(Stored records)
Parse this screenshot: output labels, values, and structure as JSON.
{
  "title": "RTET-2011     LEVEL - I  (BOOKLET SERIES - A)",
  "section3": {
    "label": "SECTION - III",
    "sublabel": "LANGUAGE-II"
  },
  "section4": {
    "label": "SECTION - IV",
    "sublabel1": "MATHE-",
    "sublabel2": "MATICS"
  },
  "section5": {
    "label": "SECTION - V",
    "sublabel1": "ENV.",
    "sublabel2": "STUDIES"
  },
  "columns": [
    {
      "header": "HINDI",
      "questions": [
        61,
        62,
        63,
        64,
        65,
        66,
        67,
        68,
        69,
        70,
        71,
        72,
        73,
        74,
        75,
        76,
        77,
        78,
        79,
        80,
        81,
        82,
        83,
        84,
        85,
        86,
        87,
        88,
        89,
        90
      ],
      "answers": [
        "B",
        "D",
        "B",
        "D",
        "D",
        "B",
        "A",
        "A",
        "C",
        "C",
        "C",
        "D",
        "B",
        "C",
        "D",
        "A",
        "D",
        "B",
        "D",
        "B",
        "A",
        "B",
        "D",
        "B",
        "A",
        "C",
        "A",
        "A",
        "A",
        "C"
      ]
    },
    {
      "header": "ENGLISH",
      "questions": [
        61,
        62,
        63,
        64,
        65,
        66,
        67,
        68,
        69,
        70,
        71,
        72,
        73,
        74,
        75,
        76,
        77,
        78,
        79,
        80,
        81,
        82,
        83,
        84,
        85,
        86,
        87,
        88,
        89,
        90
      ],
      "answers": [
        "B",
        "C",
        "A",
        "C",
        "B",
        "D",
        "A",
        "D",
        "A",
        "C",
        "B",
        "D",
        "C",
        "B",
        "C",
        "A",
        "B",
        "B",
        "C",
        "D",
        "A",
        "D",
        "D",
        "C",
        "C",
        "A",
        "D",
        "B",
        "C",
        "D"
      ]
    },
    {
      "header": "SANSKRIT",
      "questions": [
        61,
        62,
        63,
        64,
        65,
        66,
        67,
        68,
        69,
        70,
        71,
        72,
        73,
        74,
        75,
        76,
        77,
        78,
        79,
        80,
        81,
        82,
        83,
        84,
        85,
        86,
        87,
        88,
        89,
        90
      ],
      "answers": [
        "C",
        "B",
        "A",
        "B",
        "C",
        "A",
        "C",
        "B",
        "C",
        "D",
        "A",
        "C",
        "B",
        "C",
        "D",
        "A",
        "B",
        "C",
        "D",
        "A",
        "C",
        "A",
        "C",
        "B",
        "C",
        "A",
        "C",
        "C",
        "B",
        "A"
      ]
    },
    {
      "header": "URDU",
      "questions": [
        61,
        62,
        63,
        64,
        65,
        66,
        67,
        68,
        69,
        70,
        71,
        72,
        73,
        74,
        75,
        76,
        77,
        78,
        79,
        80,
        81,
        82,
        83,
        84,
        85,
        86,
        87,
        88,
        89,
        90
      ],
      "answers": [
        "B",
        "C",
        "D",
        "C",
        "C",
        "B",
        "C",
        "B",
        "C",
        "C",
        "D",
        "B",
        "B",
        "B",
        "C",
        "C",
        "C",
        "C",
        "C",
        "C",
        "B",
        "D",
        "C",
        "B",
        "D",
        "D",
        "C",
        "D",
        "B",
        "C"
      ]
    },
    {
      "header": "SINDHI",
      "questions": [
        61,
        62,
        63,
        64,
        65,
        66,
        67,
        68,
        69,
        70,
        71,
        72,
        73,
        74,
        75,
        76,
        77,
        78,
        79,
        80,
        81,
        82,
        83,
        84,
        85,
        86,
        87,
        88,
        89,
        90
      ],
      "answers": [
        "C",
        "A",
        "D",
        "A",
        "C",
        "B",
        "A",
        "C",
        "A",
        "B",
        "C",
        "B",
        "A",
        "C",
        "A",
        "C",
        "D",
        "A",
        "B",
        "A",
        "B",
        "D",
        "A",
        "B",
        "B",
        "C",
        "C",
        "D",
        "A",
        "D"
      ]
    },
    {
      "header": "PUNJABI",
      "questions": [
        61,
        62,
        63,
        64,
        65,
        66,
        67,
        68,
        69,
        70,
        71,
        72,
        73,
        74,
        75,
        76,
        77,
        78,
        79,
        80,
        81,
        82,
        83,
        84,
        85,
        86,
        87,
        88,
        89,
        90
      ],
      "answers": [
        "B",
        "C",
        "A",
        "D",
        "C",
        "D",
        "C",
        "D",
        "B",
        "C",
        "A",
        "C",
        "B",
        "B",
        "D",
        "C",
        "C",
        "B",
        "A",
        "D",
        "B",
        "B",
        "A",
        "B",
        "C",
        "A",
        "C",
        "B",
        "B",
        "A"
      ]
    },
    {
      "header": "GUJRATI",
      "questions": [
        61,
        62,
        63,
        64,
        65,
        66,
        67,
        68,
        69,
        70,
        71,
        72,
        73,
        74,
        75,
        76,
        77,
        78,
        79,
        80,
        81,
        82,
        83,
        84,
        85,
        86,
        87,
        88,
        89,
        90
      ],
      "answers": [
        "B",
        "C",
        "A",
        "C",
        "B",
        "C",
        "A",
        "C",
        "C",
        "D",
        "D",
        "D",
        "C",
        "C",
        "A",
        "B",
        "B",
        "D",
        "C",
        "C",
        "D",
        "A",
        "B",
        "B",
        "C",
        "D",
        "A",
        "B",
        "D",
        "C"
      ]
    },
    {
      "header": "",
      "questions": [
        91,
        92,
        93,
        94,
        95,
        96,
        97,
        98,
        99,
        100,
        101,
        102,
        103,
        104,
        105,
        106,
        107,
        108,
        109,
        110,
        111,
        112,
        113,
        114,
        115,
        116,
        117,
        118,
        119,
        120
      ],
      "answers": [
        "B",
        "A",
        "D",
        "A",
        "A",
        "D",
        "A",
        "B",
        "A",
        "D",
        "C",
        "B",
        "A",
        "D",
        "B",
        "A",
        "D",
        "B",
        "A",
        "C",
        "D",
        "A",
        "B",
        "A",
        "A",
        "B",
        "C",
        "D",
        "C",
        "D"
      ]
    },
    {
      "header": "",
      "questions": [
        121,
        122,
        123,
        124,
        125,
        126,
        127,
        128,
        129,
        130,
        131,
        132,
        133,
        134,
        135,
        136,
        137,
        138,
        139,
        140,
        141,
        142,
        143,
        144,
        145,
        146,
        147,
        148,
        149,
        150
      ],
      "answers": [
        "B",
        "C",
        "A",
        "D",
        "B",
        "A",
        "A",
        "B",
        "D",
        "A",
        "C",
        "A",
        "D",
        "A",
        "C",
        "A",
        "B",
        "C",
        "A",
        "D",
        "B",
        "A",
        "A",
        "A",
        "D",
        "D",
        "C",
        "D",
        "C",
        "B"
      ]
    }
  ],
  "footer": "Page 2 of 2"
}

YOUR TASK: Repeat the data in its entirety, character for character.

SOLUTION:
Parse this screenshot: output labels, values, and structure as JSON.
{
  "title": "RTET-2011     LEVEL - I  (BOOKLET SERIES - A)",
  "section3": {
    "label": "SECTION - III",
    "sublabel": "LANGUAGE-II"
  },
  "section4": {
    "label": "SECTION - IV",
    "sublabel1": "MATHE-",
    "sublabel2": "MATICS"
  },
  "section5": {
    "label": "SECTION - V",
    "sublabel1": "ENV.",
    "sublabel2": "STUDIES"
  },
  "columns": [
    {
      "header": "HINDI",
      "questions": [
        61,
        62,
        63,
        64,
        65,
        66,
        67,
        68,
        69,
        70,
        71,
        72,
        73,
        74,
        75,
        76,
        77,
        78,
        79,
        80,
        81,
        82,
        83,
        84,
        85,
        86,
        87,
        88,
        89,
        90
      ],
      "answers": [
        "B",
        "D",
        "B",
        "D",
        "D",
        "B",
        "A",
        "A",
        "C",
        "C",
        "C",
        "D",
        "B",
        "C",
        "D",
        "A",
        "D",
        "B",
        "D",
        "B",
        "A",
        "B",
        "D",
        "B",
        "A",
        "C",
        "A",
        "A",
        "A",
        "C"
      ]
    },
    {
      "header": "ENGLISH",
      "questions": [
        61,
        62,
        63,
        64,
        65,
        66,
        67,
        68,
        69,
        70,
        71,
        72,
        73,
        74,
        75,
        76,
        77,
        78,
        79,
        80,
        81,
        82,
        83,
        84,
        85,
        86,
        87,
        88,
        89,
        90
      ],
      "answers": [
        "B",
        "C",
        "A",
        "C",
        "B",
        "D",
        "A",
        "D",
        "A",
        "C",
        "B",
        "D",
        "C",
        "B",
        "C",
        "A",
        "B",
        "B",
        "C",
        "D",
        "A",
        "D",
        "D",
        "C",
        "C",
        "A",
        "D",
        "B",
        "C",
        "D"
      ]
    },
    {
      "header": "SANSKRIT",
      "questions": [
        61,
        62,
        63,
        64,
        65,
        66,
        67,
        68,
        69,
        70,
        71,
        72,
        73,
        74,
        75,
        76,
        77,
        78,
        79,
        80,
        81,
        82,
        83,
        84,
        85,
        86,
        87,
        88,
        89,
        90
      ],
      "answers": [
        "C",
        "B",
        "A",
        "B",
        "C",
        "A",
        "C",
        "B",
        "C",
        "D",
        "A",
        "C",
        "B",
        "C",
        "D",
        "A",
        "B",
        "C",
        "D",
        "A",
        "C",
        "A",
        "C",
        "B",
        "C",
        "A",
        "C",
        "C",
        "B",
        "A"
      ]
    },
    {
      "header": "URDU",
      "questions": [
        61,
        62,
        63,
        64,
        65,
        66,
        67,
        68,
        69,
        70,
        71,
        72,
        73,
        74,
        75,
        76,
        77,
        78,
        79,
        80,
        81,
        82,
        83,
        84,
        85,
        86,
        87,
        88,
        89,
        90
      ],
      "answers": [
        "B",
        "C",
        "D",
        "C",
        "C",
        "B",
        "C",
        "B",
        "C",
        "C",
        "D",
        "B",
        "B",
        "B",
        "C",
        "C",
        "C",
        "C",
        "C",
        "C",
        "B",
        "D",
        "C",
        "B",
        "D",
        "D",
        "C",
        "D",
        "B",
        "C"
      ]
    },
    {
      "header": "SINDHI",
      "questions": [
        61,
        62,
        63,
        64,
        65,
        66,
        67,
        68,
        69,
        70,
        71,
        72,
        73,
        74,
        75,
        76,
        77,
        78,
        79,
        80,
        81,
        82,
        83,
        84,
        85,
        86,
        87,
        88,
        89,
        90
      ],
      "answers": [
        "C",
        "A",
        "D",
        "A",
        "C",
        "B",
        "A",
        "C",
        "A",
        "B",
        "C",
        "B",
        "A",
        "C",
        "A",
        "C",
        "D",
        "A",
        "B",
        "A",
        "B",
        "D",
        "A",
        "B",
        "B",
        "C",
        "C",
        "D",
        "A",
        "D"
      ]
    },
    {
      "header": "PUNJABI",
      "questions": [
        61,
        62,
        63,
        64,
        65,
        66,
        67,
        68,
        69,
        70,
        71,
        72,
        73,
        74,
        75,
        76,
        77,
        78,
        79,
        80,
        81,
        82,
        83,
        84,
        85,
        86,
        87,
        88,
        89,
        90
      ],
      "answers": [
        "B",
        "C",
        "A",
        "D",
        "C",
        "D",
        "C",
        "D",
        "B",
        "C",
        "A",
        "C",
        "B",
        "B",
        "D",
        "C",
        "C",
        "B",
        "A",
        "D",
        "B",
        "B",
        "A",
        "B",
        "C",
        "A",
        "C",
        "B",
        "B",
        "A"
      ]
    },
    {
      "header": "GUJRATI",
      "questions": [
        61,
        62,
        63,
        64,
        65,
        66,
        67,
        68,
        69,
        70,
        71,
        72,
        73,
        74,
        75,
        76,
        77,
        78,
        79,
        80,
        81,
        82,
        83,
        84,
        85,
        86,
        87,
        88,
        89,
        90
      ],
      "answers": [
        "B",
        "C",
        "A",
        "C",
        "B",
        "C",
        "A",
        "C",
        "C",
        "D",
        "D",
        "D",
        "C",
        "C",
        "A",
        "B",
        "B",
        "D",
        "C",
        "C",
        "D",
        "A",
        "B",
        "B",
        "C",
        "D",
        "A",
        "B",
        "D",
        "C"
      ]
    },
    {
      "header": "",
      "questions": [
        91,
        92,
        93,
        94,
        95,
        96,
        97,
        98,
        99,
        100,
        101,
        102,
        103,
        104,
        105,
        106,
        107,
        108,
        109,
        110,
        111,
        112,
        113,
        114,
        115,
        116,
        117,
        118,
        119,
        120
      ],
      "answers": [
        "B",
        "A",
        "D",
        "A",
        "A",
        "D",
        "A",
        "B",
        "A",
        "D",
        "C",
        "B",
        "A",
        "D",
        "B",
        "A",
        "D",
        "B",
        "A",
        "C",
        "D",
        "A",
        "B",
        "A",
        "A",
        "B",
        "C",
        "D",
        "C",
        "D"
      ]
    },
    {
      "header": "",
      "questions": [
        121,
        122,
        123,
        124,
        125,
        126,
        127,
        128,
        129,
        130,
        131,
        132,
        133,
        134,
        135,
        136,
        137,
        138,
        139,
        140,
        141,
        142,
        143,
        144,
        145,
        146,
        147,
        148,
        149,
        150
      ],
      "answers": [
        "B",
        "C",
        "A",
        "D",
        "B",
        "A",
        "A",
        "B",
        "D",
        "A",
        "C",
        "A",
        "D",
        "A",
        "C",
        "A",
        "B",
        "C",
        "A",
        "D",
        "B",
        "A",
        "A",
        "A",
        "D",
        "D",
        "C",
        "D",
        "C",
        "B"
      ]
    }
  ],
  "footer": "Page 2 of 2"
}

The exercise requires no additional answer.